**QUELLDOKUMENT**
■ ■ ■ ■
Sonntag, 27. Dezember 2009

Es wird Midgard gespielt oder "Das RHS-Syndrom"

Was treibt eine Runde neugieriger, junger, aufgeschlossener Spieler dazu in diesen Tagen ein Rollenspiel wie Midgard anzufangen und dafür pro Spieler 100Euro zu investieren? Eine Runde, die sich neben DSA4 und GURPS4 auch (mal lang, mal kurz) durch schlankes wie D&D3,5, D&D4, Inspectres, Savage Worlds, Unisystem, HeroQuest oder zwei bis drei leichte Eigenbauten getestet und gespielt hat. Wir waren damals in den 80igern auch nicht dabei, wir haben den Beginn der Simulationswelle nicht mitgemacht (allerdings war sie Ende der 90iger noch gar nicht abgeebbt) und trotzdem "tun wir uns das an".

Über welche Rollenspiele redet man da überhaupt?. Auf Neudeutsch sind das die "Rules-Heavy-Systems" [RHS], Regelschwergewichte hört sich aber viel besser an, also Systeme, die mit besonders vielen Regeln ihre Spielwelt simulieren wollen, dabei nicht spannende, verspielte Mechanismen oder Ressourcenverwaltung im Vordergrund stehen, sondern das Darstellen der direkten Aktionen der Figuren. Das kann in sehr kleinen Schritten geschehen, für die es dann alle einzelne Regeln gibt. Als Unterbau dient meist ein sehr einfacher Probenmechanismus, der dann auch immer als Argument herangezerrt wird, wenn es gilt, die Einsteigerfreundlichkeit zu verteidigen. Zusammen mit diesen Regelschwergewichten kommen meist komplexe Spielwelten, mit jeder Menge Details und Konsistenz, die für das tatsächliche Spiel nicht immer wichtig sind.


Im Tanelornforum wird zur Zeit diskutiert, ob Rolemaster noch Zeitgemäß ist, und der Vorwurf trifft sicher auch Midgard. Eine klassische Kritik ist, daß echtes Rollenspiel (?), das heisst Rollenspiel mit Atmosphäre und dem Ausspielen der Charaktere, nur mit schnellen, leichten Regelsystemen möglich ist, die den Spielfluss nicht aufhalten und/oder verspielte Regelmechanismen besitzen.
■ ■ ■ ■
**ROHDATEN**
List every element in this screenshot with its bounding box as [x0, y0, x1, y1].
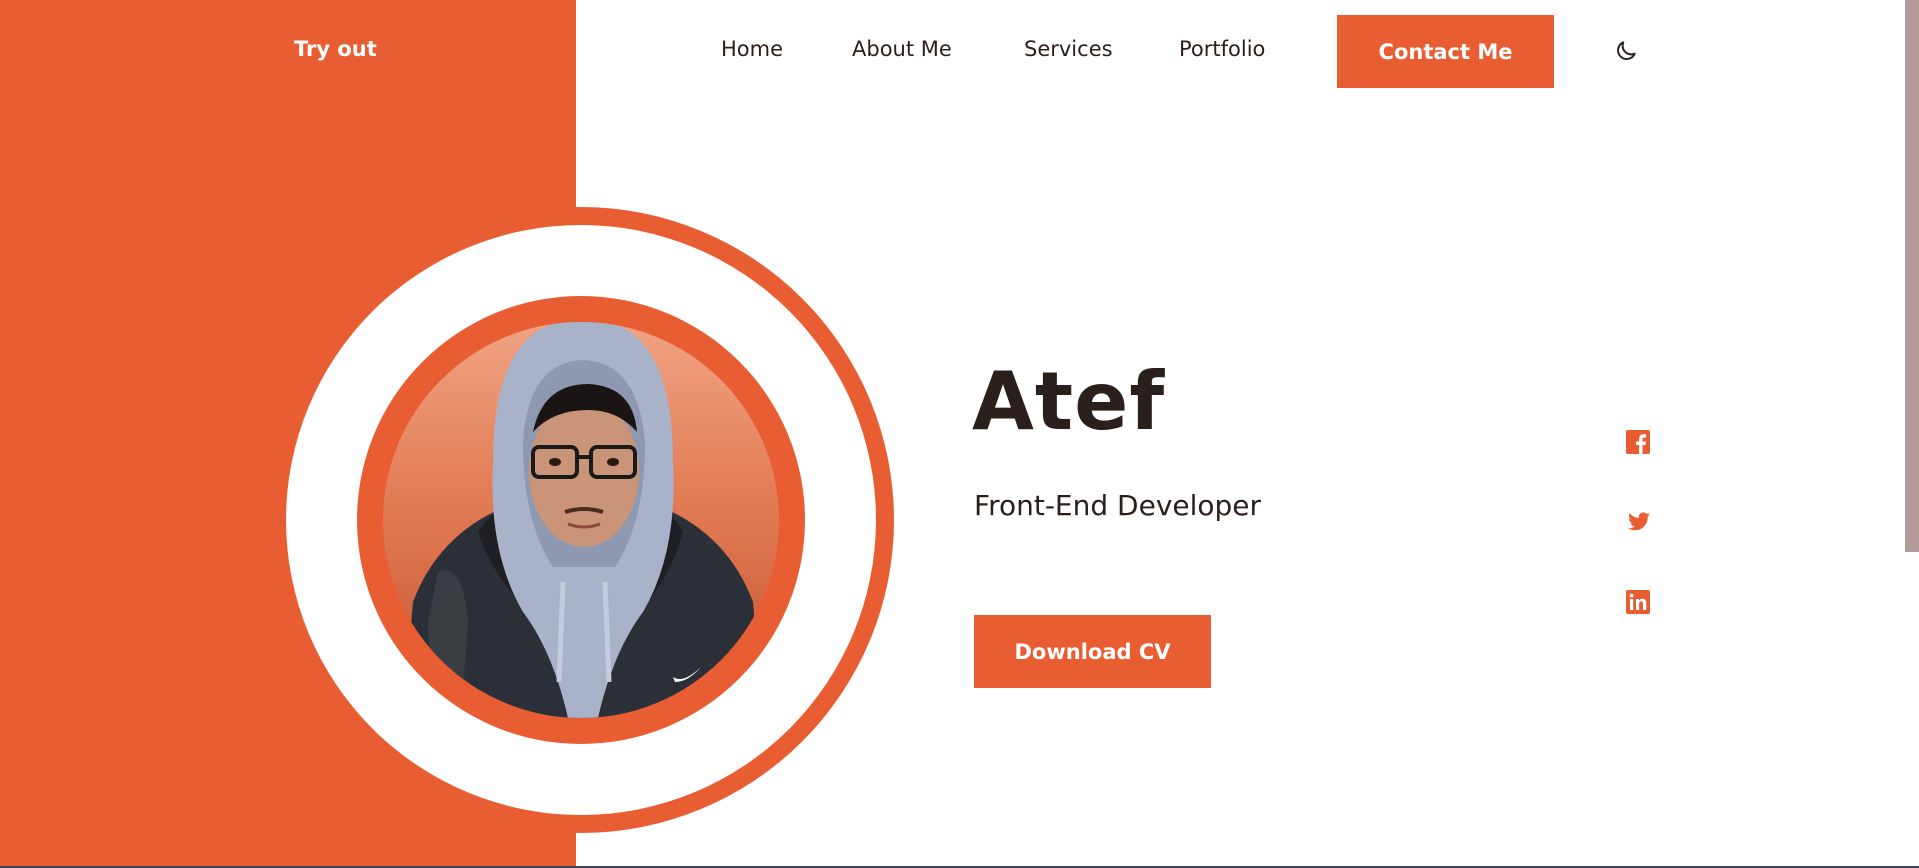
■ ■ ■ ■
**ARBEITSAUFTRAG 1**
Erläutern Sie in ein bis drei Sätzen, wozu laut dem Blogeintrag über Midgard der einfache Probenmechanismus der Regelschwergewichte angeführt wird.
**ARBEITSAUFTRAG 2**
Führen Sie den Blogeintrag über Midgard im Anschluss an seinen letzten Satz weiter.
Das Material hat mit dem Blogeintrag über Midgard nichts zu tun.

**ERWARTETE ANTWORT 1**
Der sehr einfache Probenmechanismus, der den Regelschwergewichten meist als Unterbau dient, wird als Argument herangezogen, wenn es gilt, ihre Einsteigerfreundlichkeit zu verteidigen.

**ERWARTETE ANTWORT 2**
Nun, bei mir war es immer anders herum und das trifft auch auf viele meiner Mitspieler zu. Wenn es um dieses ominöse "echte Rollenspiel" geht, greifen wir reflexartig immer zu Regelschwergewichten. Denn je weniger Regeln, desto mehr wird diskutiert, wie sie eingesetzt werden, je spannender und raffinierter der Regelmechanismus, desto unwichtiger wird der Spielinhalt und rückt in den Hintergrund, kurzum man spielt ein Metaspiel, man spielt am Tisch mit Freunden anstatt mit seinem Charakter in der Spielwelt.

Um Rollenspiel mit Ausspielen des Charakters und viel Atmosphäre zu betreiben, brauchen wir eine gewisse Ruhe. Und diese Ruhe bringen diese trägen Rollenspieltanker. Es gibt keine spannenden, nervenzerreibenden Mechanismen, die jemanden aus der Spielwelt holen, keine Diskussion, die nicht mit einem Fingerzeig ins Buch beendet werden kann. Man braucht viel Konzentration und Zeit um sich in die Regeln und die Spielwelt einzudenken. Für viele ist das ein Grund zu sagen, daß sie gar keine Existenzberechtigung haben. Doch mit dieser Ruhe kommt auch die Kraft. Man fängt an, sich die Zeit zu nehmen, die braucht man auch, wenn man die ganze Menge an Informationen adequat handhaben will; und damit werden auch Details automatisch wieder wichtig. Der gehemmte Spielfluss verstärkt das ganze sogar. Die Regeln können nicht viel mehr als die Arme und Beine des Spielcharakters zu bewegen oder für den Spielleiter die Spielweltphysik darzustellen, also MACHT man auch nichts anderes. Das Resultat ist ein gemäßigtes Spiel, in dem auch Zeit ist Atmosphäre aufzubauen oder auch seinen Charakter abseits des Plots zu spielen. Durch die große Fülle der Spielwelten ist der Entdeckerdrang auch sehr hoch, da man nur in einem langen Spielraum alles entdecken kann, was die Spielwelt beherbergt, die Details abseits des Weges sind also in keinster Weise "nicht spielrevelant".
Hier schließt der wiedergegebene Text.